■ **Текст для чтения**

Проектируя социологическое исследование, целесообразно “сформатировать” проблему перехода от концептуальных определений к операциональным в виде методического комплекса, где каждому понятию соответствуют переменная и операциональное определение.

Первый компонент методического комплекса - “теоретическое” определение, второй компонент - шкальный континуум. Здесь используются два основных метода: а) поиск объективного измерителя; б) самоидентификация. Иногда объективный измеритель и самоидентификация совмещаются в одном интегральном показателе.

Третий компонент методического комплекса - операциональные определения. Они состоят из описания инструмента идентификации признаков (вопросы анкеты, в том числе вспомогательные - контрольные, “буферные”, “подсказки” и т, п.), описания ситуации интервьюирования, а также возможного влияния личности интервьюера.

Некоторые концепты вообще не могут быть определены операциональными средствами. Тем не менее они активно используются и теоретическом аппарате социологии. Понятия “эдипов комплекс”, “подсознательное”, “прекрасное”, “добро” и “зло” практически не преобразуются в операциональные определения. Вероятно, не стоит заниматься и операциональным определением “справедливости”.

Д. Саймон называет неверифицируемые и неоперационализируемые концепты гипотетическими. Роль неверифицируемых понятий в аппарате науки не вполне ясна. П. Бриджмен считал их излишними, препятствующими развитию знания. Поэтому такого рода “философических конструктов”, по мнению Бриджмена, следует избегать. Радикальная позиция Бриджмена состоит в том, что ученые обязаны не привносить в содержание понятий ничего иного, кроме операций, применяемых для получения наблюдаемых значений. Следствие такого подхода - возникновение произвольного множества равноправных операциональных определений в зависимости от праксеологических контекстов. Так, по Бриджмену, существует много разных “длин” в зависимости от того, визуальные, акустические или электромагнитные средства применяются для измерения.

■ **Собранные данные**
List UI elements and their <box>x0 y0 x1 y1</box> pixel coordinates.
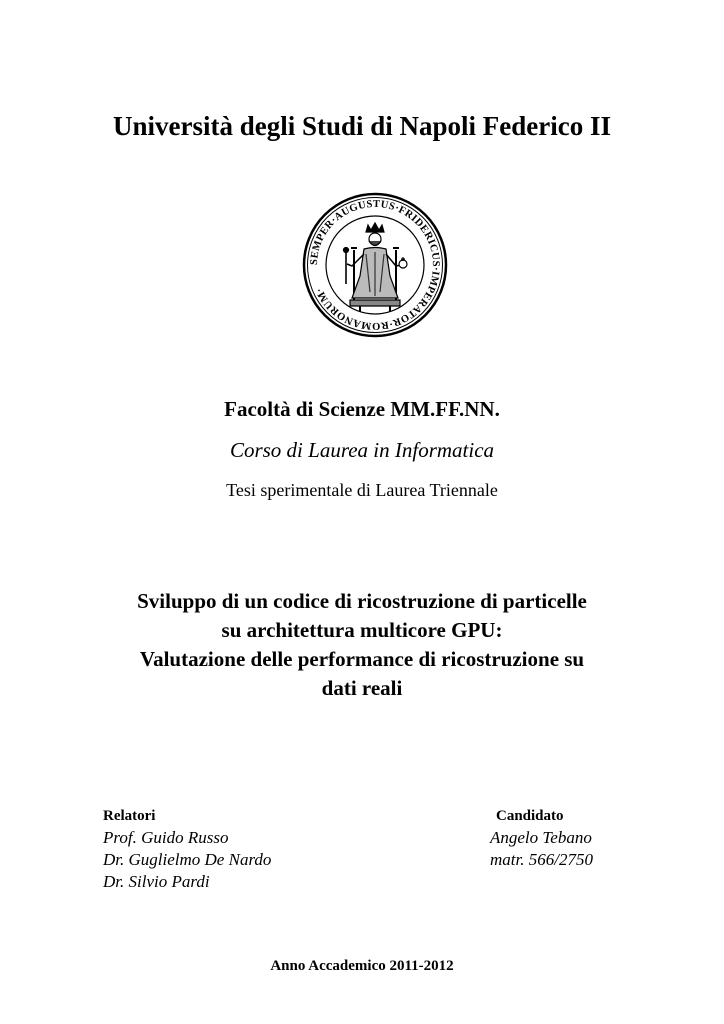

■ **Условие задания 1**
Перескажите кратко в виде списка абзац текста об операциональных определениях, начинающийся словами «Третий компонент методического комплекса», сохранив его основные сведения.
■ **Условие задания 2**
Как, согласно тексту об операциональных определениях, Д. Саймон называет неверифицируемые и неоперационализируемые концепты?
Данные — это отдельный материал, не связанный с текстом.

■ **Итоговый ответ 1**
Третий компонент методического комплекса — операциональные определения. Они включают:
- описание инструмента идентификации признаков: вопросы анкеты, в том числе вспомогательные (контрольные, «буферные», «подсказки»);
- описание ситуации интервьюирования;
- описание возможного влияния личности интервьюера.

■ **Итоговый ответ 2**
Д. Саймон называет их гипотетическими.